## [WRITTEN PROBLEM]
Print the records below exactly as they appear.

## [LISTED RECORDS]
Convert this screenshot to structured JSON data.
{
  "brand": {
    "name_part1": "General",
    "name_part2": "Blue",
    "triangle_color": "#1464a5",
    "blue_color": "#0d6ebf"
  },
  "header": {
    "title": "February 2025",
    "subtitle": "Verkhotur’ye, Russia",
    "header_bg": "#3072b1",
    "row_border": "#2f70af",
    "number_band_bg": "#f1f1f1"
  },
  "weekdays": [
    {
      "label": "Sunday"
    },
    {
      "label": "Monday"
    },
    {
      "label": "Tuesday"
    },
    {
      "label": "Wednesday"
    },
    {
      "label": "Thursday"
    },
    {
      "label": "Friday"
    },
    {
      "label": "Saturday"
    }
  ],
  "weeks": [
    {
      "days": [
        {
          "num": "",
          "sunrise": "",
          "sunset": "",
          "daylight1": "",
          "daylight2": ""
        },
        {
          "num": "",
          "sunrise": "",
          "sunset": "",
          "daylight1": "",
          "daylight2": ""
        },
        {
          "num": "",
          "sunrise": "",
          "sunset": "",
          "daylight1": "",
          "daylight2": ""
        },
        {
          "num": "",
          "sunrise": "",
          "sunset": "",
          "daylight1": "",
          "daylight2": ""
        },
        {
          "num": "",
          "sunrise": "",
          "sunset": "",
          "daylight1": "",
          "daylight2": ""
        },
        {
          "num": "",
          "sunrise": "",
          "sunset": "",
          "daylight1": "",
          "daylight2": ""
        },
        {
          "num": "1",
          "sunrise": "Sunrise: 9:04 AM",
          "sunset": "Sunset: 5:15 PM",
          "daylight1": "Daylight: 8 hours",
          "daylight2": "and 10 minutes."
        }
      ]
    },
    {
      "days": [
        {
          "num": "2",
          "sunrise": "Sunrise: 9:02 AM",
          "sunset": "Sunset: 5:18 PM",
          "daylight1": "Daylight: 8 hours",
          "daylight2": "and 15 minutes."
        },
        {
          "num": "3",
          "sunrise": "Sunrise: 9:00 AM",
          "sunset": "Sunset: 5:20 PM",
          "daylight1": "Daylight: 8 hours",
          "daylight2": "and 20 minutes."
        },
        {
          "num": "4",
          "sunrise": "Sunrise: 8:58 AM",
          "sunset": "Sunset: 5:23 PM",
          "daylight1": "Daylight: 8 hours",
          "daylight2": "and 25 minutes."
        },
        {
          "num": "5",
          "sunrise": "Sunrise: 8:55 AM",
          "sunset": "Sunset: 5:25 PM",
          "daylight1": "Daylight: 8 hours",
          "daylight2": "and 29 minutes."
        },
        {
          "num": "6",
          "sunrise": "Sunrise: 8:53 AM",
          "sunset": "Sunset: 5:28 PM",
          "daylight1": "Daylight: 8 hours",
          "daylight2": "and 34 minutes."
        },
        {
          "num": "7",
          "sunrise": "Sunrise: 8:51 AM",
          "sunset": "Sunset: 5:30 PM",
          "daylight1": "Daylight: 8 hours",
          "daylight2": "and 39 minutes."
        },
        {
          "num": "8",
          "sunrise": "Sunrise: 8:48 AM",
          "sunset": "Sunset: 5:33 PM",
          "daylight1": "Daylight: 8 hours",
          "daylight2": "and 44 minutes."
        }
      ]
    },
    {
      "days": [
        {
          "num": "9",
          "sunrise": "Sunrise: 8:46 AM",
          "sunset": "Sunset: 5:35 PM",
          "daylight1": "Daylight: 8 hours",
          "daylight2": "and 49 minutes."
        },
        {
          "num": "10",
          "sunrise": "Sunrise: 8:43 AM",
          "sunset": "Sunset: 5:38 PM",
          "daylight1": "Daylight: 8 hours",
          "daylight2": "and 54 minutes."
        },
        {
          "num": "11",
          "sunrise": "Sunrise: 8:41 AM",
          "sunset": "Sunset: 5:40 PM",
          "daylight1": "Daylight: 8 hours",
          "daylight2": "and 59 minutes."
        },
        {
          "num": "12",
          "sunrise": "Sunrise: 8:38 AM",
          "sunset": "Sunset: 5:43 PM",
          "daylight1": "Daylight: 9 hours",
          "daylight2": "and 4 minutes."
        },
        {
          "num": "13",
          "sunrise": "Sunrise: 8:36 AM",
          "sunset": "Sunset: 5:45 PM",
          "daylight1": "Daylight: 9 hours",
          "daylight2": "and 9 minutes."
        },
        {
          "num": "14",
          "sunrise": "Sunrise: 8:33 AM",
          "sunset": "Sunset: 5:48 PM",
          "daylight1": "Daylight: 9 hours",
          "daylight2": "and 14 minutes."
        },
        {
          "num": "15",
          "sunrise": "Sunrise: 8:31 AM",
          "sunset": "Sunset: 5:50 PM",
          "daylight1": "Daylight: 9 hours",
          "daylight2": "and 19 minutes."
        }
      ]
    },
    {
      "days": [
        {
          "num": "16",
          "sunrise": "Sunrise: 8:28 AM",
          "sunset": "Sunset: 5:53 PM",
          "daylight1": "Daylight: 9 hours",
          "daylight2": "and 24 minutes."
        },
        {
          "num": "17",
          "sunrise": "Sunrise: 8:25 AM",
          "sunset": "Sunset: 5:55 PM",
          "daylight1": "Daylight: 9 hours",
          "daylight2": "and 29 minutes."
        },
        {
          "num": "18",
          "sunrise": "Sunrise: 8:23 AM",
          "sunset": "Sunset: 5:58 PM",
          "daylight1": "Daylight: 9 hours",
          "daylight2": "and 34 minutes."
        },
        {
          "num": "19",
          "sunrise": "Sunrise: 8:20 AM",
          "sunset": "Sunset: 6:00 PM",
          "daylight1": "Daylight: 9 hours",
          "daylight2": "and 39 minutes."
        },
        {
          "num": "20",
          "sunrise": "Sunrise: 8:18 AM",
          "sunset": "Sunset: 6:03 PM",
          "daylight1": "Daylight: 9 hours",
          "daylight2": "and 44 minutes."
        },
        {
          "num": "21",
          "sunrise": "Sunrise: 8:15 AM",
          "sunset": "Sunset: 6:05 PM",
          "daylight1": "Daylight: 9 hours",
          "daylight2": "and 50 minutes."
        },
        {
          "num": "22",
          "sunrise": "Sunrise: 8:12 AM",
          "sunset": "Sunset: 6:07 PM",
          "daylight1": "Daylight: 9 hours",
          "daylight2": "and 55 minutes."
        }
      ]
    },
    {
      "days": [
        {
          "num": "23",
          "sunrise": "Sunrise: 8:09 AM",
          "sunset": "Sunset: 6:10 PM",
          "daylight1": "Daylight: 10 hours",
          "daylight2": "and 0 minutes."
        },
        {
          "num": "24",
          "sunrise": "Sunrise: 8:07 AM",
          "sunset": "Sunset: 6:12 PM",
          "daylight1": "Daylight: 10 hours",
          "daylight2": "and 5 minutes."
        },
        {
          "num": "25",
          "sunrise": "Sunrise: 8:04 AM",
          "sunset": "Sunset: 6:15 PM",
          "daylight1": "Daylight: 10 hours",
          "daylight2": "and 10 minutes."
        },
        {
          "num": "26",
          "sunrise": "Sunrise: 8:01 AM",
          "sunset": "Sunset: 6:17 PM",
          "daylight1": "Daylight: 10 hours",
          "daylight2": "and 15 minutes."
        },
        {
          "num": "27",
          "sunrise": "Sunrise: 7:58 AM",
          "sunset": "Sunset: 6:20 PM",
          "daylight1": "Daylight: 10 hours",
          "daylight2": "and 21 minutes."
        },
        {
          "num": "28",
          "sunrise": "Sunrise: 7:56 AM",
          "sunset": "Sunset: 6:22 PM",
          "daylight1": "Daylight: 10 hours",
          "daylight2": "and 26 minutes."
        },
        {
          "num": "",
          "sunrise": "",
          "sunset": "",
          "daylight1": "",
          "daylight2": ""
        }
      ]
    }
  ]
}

## [RESPONSE]
Convert this screenshot to structured JSON data.
{
  "brand": {
    "name_part1": "General",
    "name_part2": "Blue",
    "triangle_color": "#1464a5",
    "blue_color": "#0d6ebf"
  },
  "header": {
    "title": "February 2025",
    "subtitle": "Verkhotur’ye, Russia",
    "header_bg": "#3072b1",
    "row_border": "#2f70af",
    "number_band_bg": "#f1f1f1"
  },
  "weekdays": [
    {
      "label": "Sunday"
    },
    {
      "label": "Monday"
    },
    {
      "label": "Tuesday"
    },
    {
      "label": "Wednesday"
    },
    {
      "label": "Thursday"
    },
    {
      "label": "Friday"
    },
    {
      "label": "Saturday"
    }
  ],
  "weeks": [
    {
      "days": [
        {
          "num": "",
          "sunrise": "",
          "sunset": "",
          "daylight1": "",
          "daylight2": ""
        },
        {
          "num": "",
          "sunrise": "",
          "sunset": "",
          "daylight1": "",
          "daylight2": ""
        },
        {
          "num": "",
          "sunrise": "",
          "sunset": "",
          "daylight1": "",
          "daylight2": ""
        },
        {
          "num": "",
          "sunrise": "",
          "sunset": "",
          "daylight1": "",
          "daylight2": ""
        },
        {
          "num": "",
          "sunrise": "",
          "sunset": "",
          "daylight1": "",
          "daylight2": ""
        },
        {
          "num": "",
          "sunrise": "",
          "sunset": "",
          "daylight1": "",
          "daylight2": ""
        },
        {
          "num": "1",
          "sunrise": "Sunrise: 9:04 AM",
          "sunset": "Sunset: 5:15 PM",
          "daylight1": "Daylight: 8 hours",
          "daylight2": "and 10 minutes."
        }
      ]
    },
    {
      "days": [
        {
          "num": "2",
          "sunrise": "Sunrise: 9:02 AM",
          "sunset": "Sunset: 5:18 PM",
          "daylight1": "Daylight: 8 hours",
          "daylight2": "and 15 minutes."
        },
        {
          "num": "3",
          "sunrise": "Sunrise: 9:00 AM",
          "sunset": "Sunset: 5:20 PM",
          "daylight1": "Daylight: 8 hours",
          "daylight2": "and 20 minutes."
        },
        {
          "num": "4",
          "sunrise": "Sunrise: 8:58 AM",
          "sunset": "Sunset: 5:23 PM",
          "daylight1": "Daylight: 8 hours",
          "daylight2": "and 25 minutes."
        },
        {
          "num": "5",
          "sunrise": "Sunrise: 8:55 AM",
          "sunset": "Sunset: 5:25 PM",
          "daylight1": "Daylight: 8 hours",
          "daylight2": "and 29 minutes."
        },
        {
          "num": "6",
          "sunrise": "Sunrise: 8:53 AM",
          "sunset": "Sunset: 5:28 PM",
          "daylight1": "Daylight: 8 hours",
          "daylight2": "and 34 minutes."
        },
        {
          "num": "7",
          "sunrise": "Sunrise: 8:51 AM",
          "sunset": "Sunset: 5:30 PM",
          "daylight1": "Daylight: 8 hours",
          "daylight2": "and 39 minutes."
        },
        {
          "num": "8",
          "sunrise": "Sunrise: 8:48 AM",
          "sunset": "Sunset: 5:33 PM",
          "daylight1": "Daylight: 8 hours",
          "daylight2": "and 44 minutes."
        }
      ]
    },
    {
      "days": [
        {
          "num": "9",
          "sunrise": "Sunrise: 8:46 AM",
          "sunset": "Sunset: 5:35 PM",
          "daylight1": "Daylight: 8 hours",
          "daylight2": "and 49 minutes."
        },
        {
          "num": "10",
          "sunrise": "Sunrise: 8:43 AM",
          "sunset": "Sunset: 5:38 PM",
          "daylight1": "Daylight: 8 hours",
          "daylight2": "and 54 minutes."
        },
        {
          "num": "11",
          "sunrise": "Sunrise: 8:41 AM",
          "sunset": "Sunset: 5:40 PM",
          "daylight1": "Daylight: 8 hours",
          "daylight2": "and 59 minutes."
        },
        {
          "num": "12",
          "sunrise": "Sunrise: 8:38 AM",
          "sunset": "Sunset: 5:43 PM",
          "daylight1": "Daylight: 9 hours",
          "daylight2": "and 4 minutes."
        },
        {
          "num": "13",
          "sunrise": "Sunrise: 8:36 AM",
          "sunset": "Sunset: 5:45 PM",
          "daylight1": "Daylight: 9 hours",
          "daylight2": "and 9 minutes."
        },
        {
          "num": "14",
          "sunrise": "Sunrise: 8:33 AM",
          "sunset": "Sunset: 5:48 PM",
          "daylight1": "Daylight: 9 hours",
          "daylight2": "and 14 minutes."
        },
        {
          "num": "15",
          "sunrise": "Sunrise: 8:31 AM",
          "sunset": "Sunset: 5:50 PM",
          "daylight1": "Daylight: 9 hours",
          "daylight2": "and 19 minutes."
        }
      ]
    },
    {
      "days": [
        {
          "num": "16",
          "sunrise": "Sunrise: 8:28 AM",
          "sunset": "Sunset: 5:53 PM",
          "daylight1": "Daylight: 9 hours",
          "daylight2": "and 24 minutes."
        },
        {
          "num": "17",
          "sunrise": "Sunrise: 8:25 AM",
          "sunset": "Sunset: 5:55 PM",
          "daylight1": "Daylight: 9 hours",
          "daylight2": "and 29 minutes."
        },
        {
          "num": "18",
          "sunrise": "Sunrise: 8:23 AM",
          "sunset": "Sunset: 5:58 PM",
          "daylight1": "Daylight: 9 hours",
          "daylight2": "and 34 minutes."
        },
        {
          "num": "19",
          "sunrise": "Sunrise: 8:20 AM",
          "sunset": "Sunset: 6:00 PM",
          "daylight1": "Daylight: 9 hours",
          "daylight2": "and 39 minutes."
        },
        {
          "num": "20",
          "sunrise": "Sunrise: 8:18 AM",
          "sunset": "Sunset: 6:03 PM",
          "daylight1": "Daylight: 9 hours",
          "daylight2": "and 44 minutes."
        },
        {
          "num": "21",
          "sunrise": "Sunrise: 8:15 AM",
          "sunset": "Sunset: 6:05 PM",
          "daylight1": "Daylight: 9 hours",
          "daylight2": "and 50 minutes."
        },
        {
          "num": "22",
          "sunrise": "Sunrise: 8:12 AM",
          "sunset": "Sunset: 6:07 PM",
          "daylight1": "Daylight: 9 hours",
          "daylight2": "and 55 minutes."
        }
      ]
    },
    {
      "days": [
        {
          "num": "23",
          "sunrise": "Sunrise: 8:09 AM",
          "sunset": "Sunset: 6:10 PM",
          "daylight1": "Daylight: 10 hours",
          "daylight2": "and 0 minutes."
        },
        {
          "num": "24",
          "sunrise": "Sunrise: 8:07 AM",
          "sunset": "Sunset: 6:12 PM",
          "daylight1": "Daylight: 10 hours",
          "daylight2": "and 5 minutes."
        },
        {
          "num": "25",
          "sunrise": "Sunrise: 8:04 AM",
          "sunset": "Sunset: 6:15 PM",
          "daylight1": "Daylight: 10 hours",
          "daylight2": "and 10 minutes."
        },
        {
          "num": "26",
          "sunrise": "Sunrise: 8:01 AM",
          "sunset": "Sunset: 6:17 PM",
          "daylight1": "Daylight: 10 hours",
          "daylight2": "and 15 minutes."
        },
        {
          "num": "27",
          "sunrise": "Sunrise: 7:58 AM",
          "sunset": "Sunset: 6:20 PM",
          "daylight1": "Daylight: 10 hours",
          "daylight2": "and 21 minutes."
        },
        {
          "num": "28",
          "sunrise": "Sunrise: 7:56 AM",
          "sunset": "Sunset: 6:22 PM",
          "daylight1": "Daylight: 10 hours",
          "daylight2": "and 26 minutes."
        },
        {
          "num": "",
          "sunrise": "",
          "sunset": "",
          "daylight1": "",
          "daylight2": ""
        }
      ]
    }
  ]
}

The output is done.